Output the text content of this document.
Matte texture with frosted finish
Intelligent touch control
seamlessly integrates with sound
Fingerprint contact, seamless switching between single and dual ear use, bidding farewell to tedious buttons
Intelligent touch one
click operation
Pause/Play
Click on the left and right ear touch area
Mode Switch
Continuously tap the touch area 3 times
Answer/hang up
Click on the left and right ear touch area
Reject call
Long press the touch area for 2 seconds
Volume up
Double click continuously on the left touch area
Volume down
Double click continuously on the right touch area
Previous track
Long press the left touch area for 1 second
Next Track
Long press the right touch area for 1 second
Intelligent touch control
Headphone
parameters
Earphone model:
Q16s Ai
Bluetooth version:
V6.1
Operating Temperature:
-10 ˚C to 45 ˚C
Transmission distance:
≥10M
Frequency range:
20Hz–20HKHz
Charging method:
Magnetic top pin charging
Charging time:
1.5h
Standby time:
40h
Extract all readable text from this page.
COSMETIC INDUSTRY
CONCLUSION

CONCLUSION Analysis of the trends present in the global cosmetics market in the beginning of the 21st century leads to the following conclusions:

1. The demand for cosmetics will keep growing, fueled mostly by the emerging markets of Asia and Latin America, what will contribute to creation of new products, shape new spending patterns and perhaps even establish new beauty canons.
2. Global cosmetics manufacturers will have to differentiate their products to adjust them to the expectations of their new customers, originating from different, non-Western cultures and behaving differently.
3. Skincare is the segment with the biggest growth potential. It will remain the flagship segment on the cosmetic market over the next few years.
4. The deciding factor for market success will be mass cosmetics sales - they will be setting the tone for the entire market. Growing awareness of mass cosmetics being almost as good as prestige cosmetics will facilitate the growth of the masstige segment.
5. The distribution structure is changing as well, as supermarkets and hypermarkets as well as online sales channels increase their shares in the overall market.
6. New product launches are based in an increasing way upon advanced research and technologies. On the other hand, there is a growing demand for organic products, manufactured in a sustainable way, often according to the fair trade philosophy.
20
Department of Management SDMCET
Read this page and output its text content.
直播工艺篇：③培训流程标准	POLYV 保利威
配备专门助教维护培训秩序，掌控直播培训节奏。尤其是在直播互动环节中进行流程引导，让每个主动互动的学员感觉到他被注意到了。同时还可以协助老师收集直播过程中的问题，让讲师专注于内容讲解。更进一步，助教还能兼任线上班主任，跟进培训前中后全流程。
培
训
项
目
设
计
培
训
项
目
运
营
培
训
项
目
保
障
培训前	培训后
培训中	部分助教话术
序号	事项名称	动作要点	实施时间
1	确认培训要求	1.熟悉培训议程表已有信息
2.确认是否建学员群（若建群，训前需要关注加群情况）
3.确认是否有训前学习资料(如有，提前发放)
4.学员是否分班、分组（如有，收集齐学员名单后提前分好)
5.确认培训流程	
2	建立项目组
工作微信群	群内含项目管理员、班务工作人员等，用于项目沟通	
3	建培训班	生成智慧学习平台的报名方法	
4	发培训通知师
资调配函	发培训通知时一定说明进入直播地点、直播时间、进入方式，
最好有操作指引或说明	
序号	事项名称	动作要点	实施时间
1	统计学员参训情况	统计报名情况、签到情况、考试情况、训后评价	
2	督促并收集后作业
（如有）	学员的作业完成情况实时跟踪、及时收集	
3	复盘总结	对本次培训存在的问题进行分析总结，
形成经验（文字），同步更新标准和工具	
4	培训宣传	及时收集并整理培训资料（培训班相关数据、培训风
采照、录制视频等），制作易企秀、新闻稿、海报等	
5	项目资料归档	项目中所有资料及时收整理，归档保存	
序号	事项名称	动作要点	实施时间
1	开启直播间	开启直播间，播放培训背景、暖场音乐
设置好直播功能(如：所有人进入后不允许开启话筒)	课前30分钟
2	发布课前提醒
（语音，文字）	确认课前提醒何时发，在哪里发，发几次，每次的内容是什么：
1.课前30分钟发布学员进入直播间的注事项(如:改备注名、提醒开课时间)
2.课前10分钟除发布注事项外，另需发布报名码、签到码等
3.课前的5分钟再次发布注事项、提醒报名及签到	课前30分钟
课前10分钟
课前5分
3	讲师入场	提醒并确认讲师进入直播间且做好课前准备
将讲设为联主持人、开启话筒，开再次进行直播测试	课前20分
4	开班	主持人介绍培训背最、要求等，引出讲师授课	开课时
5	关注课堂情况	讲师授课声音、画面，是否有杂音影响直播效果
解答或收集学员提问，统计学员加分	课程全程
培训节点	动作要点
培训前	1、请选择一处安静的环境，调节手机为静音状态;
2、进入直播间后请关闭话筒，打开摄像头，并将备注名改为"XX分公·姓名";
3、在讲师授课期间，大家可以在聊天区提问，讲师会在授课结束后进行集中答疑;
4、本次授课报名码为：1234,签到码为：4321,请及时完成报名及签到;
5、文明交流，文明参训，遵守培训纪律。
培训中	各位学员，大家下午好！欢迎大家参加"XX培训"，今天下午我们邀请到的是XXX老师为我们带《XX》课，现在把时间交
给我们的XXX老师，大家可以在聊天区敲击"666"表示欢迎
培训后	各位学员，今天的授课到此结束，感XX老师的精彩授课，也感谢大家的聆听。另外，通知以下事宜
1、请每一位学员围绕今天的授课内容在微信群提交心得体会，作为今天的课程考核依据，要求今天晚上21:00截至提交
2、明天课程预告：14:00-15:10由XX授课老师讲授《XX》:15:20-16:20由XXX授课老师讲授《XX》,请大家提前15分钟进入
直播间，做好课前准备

» **Exercise goal**:
Extract all of the data shown above without alteration.

» **Exercise response**:
Output the text content of this document.
Matte texture with frosted finish
Intelligent touch control
seamlessly integrates with sound
Fingerprint contact, seamless switching between single and dual ear use, bidding farewell to tedious buttons
Intelligent touch one
click operation
Pause/Play
Click on the left and right ear touch area
Mode Switch
Continuously tap the touch area 3 times
Answer/hang up
Click on the left and right ear touch area
Reject call
Long press the touch area for 2 seconds
Volume up
Double click continuously on the left touch area
Volume down
Double click continuously on the right touch area
Previous track
Long press the left touch area for 1 second
Next Track
Long press the right touch area for 1 second
Intelligent touch control
Headphone
parameters
Earphone model:
Q16s Ai
Bluetooth version:
V6.1
Operating Temperature:
-10 ˚C to 45 ˚C
Transmission distance:
≥10M
Frequency range:
20Hz–20HKHz
Charging method:
Magnetic top pin charging
Charging time:
1.5h
Standby time:
40h
Extract all readable text from this page.
COSMETIC INDUSTRY
CONCLUSION

CONCLUSION Analysis of the trends present in the global cosmetics market in the beginning of the 21st century leads to the following conclusions:

1. The demand for cosmetics will keep growing, fueled mostly by the emerging markets of Asia and Latin America, what will contribute to creation of new products, shape new spending patterns and perhaps even establish new beauty canons.
2. Global cosmetics manufacturers will have to differentiate their products to adjust them to the expectations of their new customers, originating from different, non-Western cultures and behaving differently.
3. Skincare is the segment with the biggest growth potential. It will remain the flagship segment on the cosmetic market over the next few years.
4. The deciding factor for market success will be mass cosmetics sales - they will be setting the tone for the entire market. Growing awareness of mass cosmetics being almost as good as prestige cosmetics will facilitate the growth of the masstige segment.
5. The distribution structure is changing as well, as supermarkets and hypermarkets as well as online sales channels increase their shares in the overall market.
6. New product launches are based in an increasing way upon advanced research and technologies. On the other hand, there is a growing demand for organic products, manufactured in a sustainable way, often according to the fair trade philosophy.
20
Department of Management SDMCET
Read this page and output its text content.
直播工艺篇：③培训流程标准	POLYV 保利威
配备专门助教维护培训秩序，掌控直播培训节奏。尤其是在直播互动环节中进行流程引导，让每个主动互动的学员感觉到他被注意到了。同时还可以协助老师收集直播过程中的问题，让讲师专注于内容讲解。更进一步，助教还能兼任线上班主任，跟进培训前中后全流程。
培
训
项
目
设
计
培
训
项
目
运
营
培
训
项
目
保
障
培训前	培训后
培训中	部分助教话术
序号	事项名称	动作要点	实施时间
1	确认培训要求	1.熟悉培训议程表已有信息
2.确认是否建学员群（若建群，训前需要关注加群情况）
3.确认是否有训前学习资料(如有，提前发放)
4.学员是否分班、分组（如有，收集齐学员名单后提前分好)
5.确认培训流程	
2	建立项目组
工作微信群	群内含项目管理员、班务工作人员等，用于项目沟通	
3	建培训班	生成智慧学习平台的报名方法	
4	发培训通知师
资调配函	发培训通知时一定说明进入直播地点、直播时间、进入方式，
最好有操作指引或说明	
序号	事项名称	动作要点	实施时间
1	统计学员参训情况	统计报名情况、签到情况、考试情况、训后评价	
2	督促并收集后作业
（如有）	学员的作业完成情况实时跟踪、及时收集	
3	复盘总结	对本次培训存在的问题进行分析总结，
形成经验（文字），同步更新标准和工具	
4	培训宣传	及时收集并整理培训资料（培训班相关数据、培训风
采照、录制视频等），制作易企秀、新闻稿、海报等	
5	项目资料归档	项目中所有资料及时收整理，归档保存	
序号	事项名称	动作要点	实施时间
1	开启直播间	开启直播间，播放培训背景、暖场音乐
设置好直播功能(如：所有人进入后不允许开启话筒)	课前30分钟
2	发布课前提醒
（语音，文字）	确认课前提醒何时发，在哪里发，发几次，每次的内容是什么：
1.课前30分钟发布学员进入直播间的注事项(如:改备注名、提醒开课时间)
2.课前10分钟除发布注事项外，另需发布报名码、签到码等
3.课前的5分钟再次发布注事项、提醒报名及签到	课前30分钟
课前10分钟
课前5分
3	讲师入场	提醒并确认讲师进入直播间且做好课前准备
将讲设为联主持人、开启话筒，开再次进行直播测试	课前20分
4	开班	主持人介绍培训背最、要求等，引出讲师授课	开课时
5	关注课堂情况	讲师授课声音、画面，是否有杂音影响直播效果
解答或收集学员提问，统计学员加分	课程全程
培训节点	动作要点
培训前	1、请选择一处安静的环境，调节手机为静音状态;
2、进入直播间后请关闭话筒，打开摄像头，并将备注名改为"XX分公·姓名";
3、在讲师授课期间，大家可以在聊天区提问，讲师会在授课结束后进行集中答疑;
4、本次授课报名码为：1234,签到码为：4321,请及时完成报名及签到;
5、文明交流，文明参训，遵守培训纪律。
培训中	各位学员，大家下午好！欢迎大家参加"XX培训"，今天下午我们邀请到的是XXX老师为我们带《XX》课，现在把时间交
给我们的XXX老师，大家可以在聊天区敲击"666"表示欢迎
培训后	各位学员，今天的授课到此结束，感XX老师的精彩授课，也感谢大家的聆听。另外，通知以下事宜
1、请每一位学员围绕今天的授课内容在微信群提交心得体会，作为今天的课程考核依据，要求今天晚上21:00截至提交
2、明天课程预告：14:00-15:10由XX授课老师讲授《XX》:15:20-16:20由XXX授课老师讲授《XX》,请大家提前15分钟进入
直播间，做好课前准备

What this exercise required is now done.